▶ What needs to be done
Repeat the listing in full, word for word.

== Stored records ==

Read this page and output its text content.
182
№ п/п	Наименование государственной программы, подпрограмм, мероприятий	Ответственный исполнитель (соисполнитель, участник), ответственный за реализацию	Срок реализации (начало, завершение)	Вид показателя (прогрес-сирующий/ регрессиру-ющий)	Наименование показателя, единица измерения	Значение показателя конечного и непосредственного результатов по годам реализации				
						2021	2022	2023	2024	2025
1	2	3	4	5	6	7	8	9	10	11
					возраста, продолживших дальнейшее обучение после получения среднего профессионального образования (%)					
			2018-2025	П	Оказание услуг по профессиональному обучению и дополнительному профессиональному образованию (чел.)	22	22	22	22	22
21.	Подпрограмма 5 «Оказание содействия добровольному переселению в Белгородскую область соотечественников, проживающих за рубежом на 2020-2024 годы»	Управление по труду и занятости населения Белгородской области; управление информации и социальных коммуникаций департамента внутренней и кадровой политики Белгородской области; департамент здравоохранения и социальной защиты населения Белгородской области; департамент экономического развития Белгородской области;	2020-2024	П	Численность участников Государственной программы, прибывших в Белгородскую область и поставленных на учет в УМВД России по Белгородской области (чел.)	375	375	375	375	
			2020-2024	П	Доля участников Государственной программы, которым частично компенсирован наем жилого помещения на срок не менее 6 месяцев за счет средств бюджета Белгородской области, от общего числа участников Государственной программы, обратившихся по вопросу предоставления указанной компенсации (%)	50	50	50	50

===

▶ Task solution
Read this page and output its text content.
182
№ п/п	Наименование государственной программы, подпрограмм, мероприятий	Ответственный исполнитель (соисполнитель, участник), ответственный за реализацию	Срок реализации (начало, завершение)	Вид показателя (прогрес-сирующий/ регрессиру-ющий)	Наименование показателя, единица измерения	Значение показателя конечного и непосредственного результатов по годам реализации				
						2021	2022	2023	2024	2025
1	2	3	4	5	6	7	8	9	10	11
					возраста, продолживших дальнейшее обучение после получения среднего профессионального образования (%)					
			2018-2025	П	Оказание услуг по профессиональному обучению и дополнительному профессиональному образованию (чел.)	22	22	22	22	22
21.	Подпрограмма 5 «Оказание содействия добровольному переселению в Белгородскую область соотечественников, проживающих за рубежом на 2020-2024 годы»	Управление по труду и занятости населения Белгородской области; управление информации и социальных коммуникаций департамента внутренней и кадровой политики Белгородской области; департамент здравоохранения и социальной защиты населения Белгородской области; департамент экономического развития Белгородской области;	2020-2024	П	Численность участников Государственной программы, прибывших в Белгородскую область и поставленных на учет в УМВД России по Белгородской области (чел.)	375	375	375	375	
			2020-2024	П	Доля участников Государственной программы, которым частично компенсирован наем жилого помещения на срок не менее 6 месяцев за счет средств бюджета Белгородской области, от общего числа участников Государственной программы, обратившихся по вопросу предоставления указанной компенсации (%)	50	50	50	50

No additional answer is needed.